The task — State how many lines of the entries below hold the word "IMAGES"; reply with nothing but the number.

Record list —
******

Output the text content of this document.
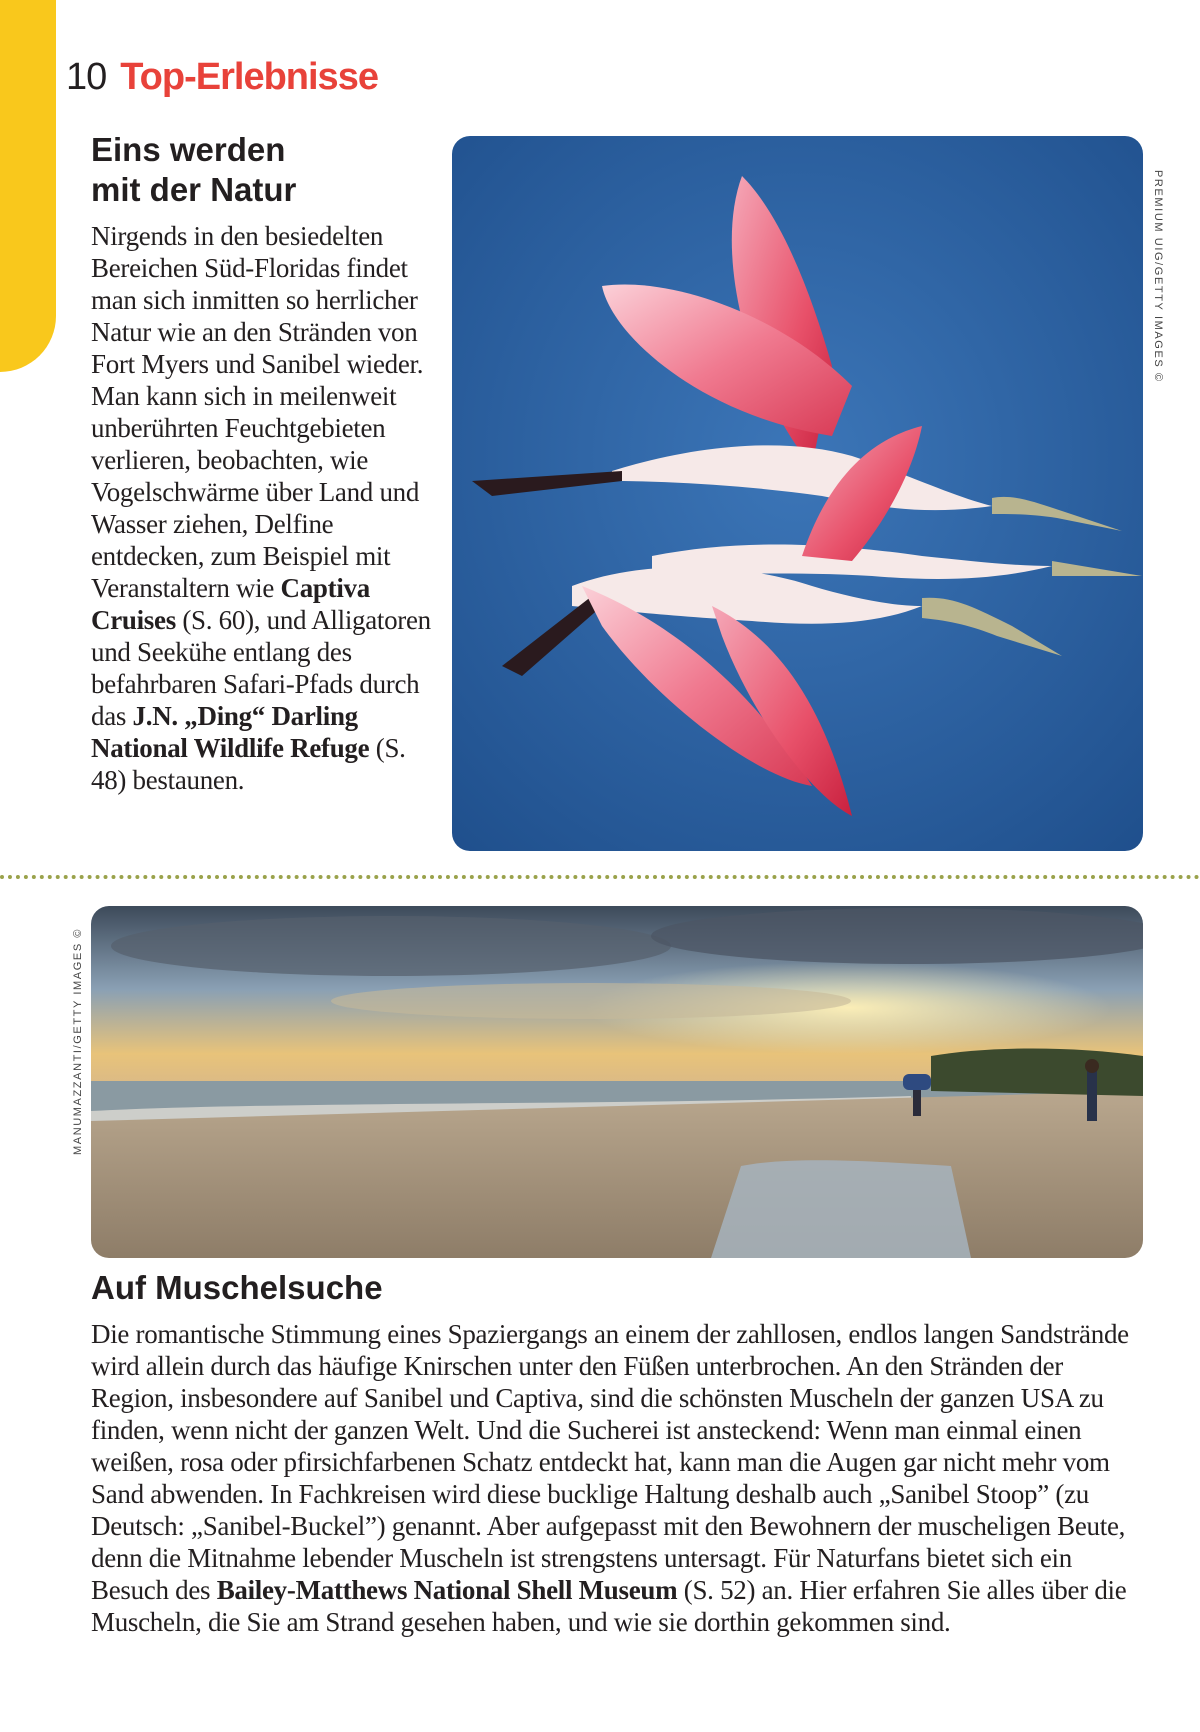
10 Top-Erlebnisse
Eins werden
mit der Natur

Nirgends in den besiedelten Bereichen Süd-Floridas findet man sich inmitten so herrlicher Natur wie an den Stränden von Fort Myers und Sanibel wieder. Man kann sich in meilenweit unberührten Feuchtgebieten verlieren, beobachten, wie Vogelschwärme über Land und Wasser ziehen, Delfine entdecken, zum Beispiel mit Veranstaltern wie Captiva Cruises (S. 60), und Alligatoren und Seekühe entlang des befahrbaren Safari-Pfads durch das J.N. „Ding“ Darling National Wildlife Refuge (S. 48) bestaunen.

PREMIUM UIG/GETTY IMAGES ©
MANUMAZZANTI/GETTY IMAGES ©
Auf Muschelsuche

Die romantische Stimmung eines Spaziergangs an einem der zahllosen, endlos langen Sandstrände wird allein durch das häufige Knirschen unter den Füßen unterbrochen. An den Stränden der Region, insbesondere auf Sanibel und Captiva, sind die schönsten Muscheln der ganzen USA zu finden, wenn nicht der ganzen Welt. Und die Sucherei ist ansteckend: Wenn man einmal einen weißen, rosa oder pfirsichfarbenen Schatz entdeckt hat, kann man die Augen gar nicht mehr vom Sand abwenden. In Fachkreisen wird diese bucklige Haltung deshalb auch „Sanibel Stoop” (zu Deutsch: „Sanibel-Buckel”) genannt. Aber aufgepasst mit den Bewohnern der muscheligen Beute, denn die Mitnahme lebender Muscheln ist strengstens untersagt. Für Naturfans bietet sich ein Besuch des Bailey-Matthews National Shell Museum (S. 52) an. Hier erfahren Sie alles über die Muscheln, die Sie am Strand gesehen haben, und wie sie dorthin gekommen sind.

******

Solution to this exercise — 2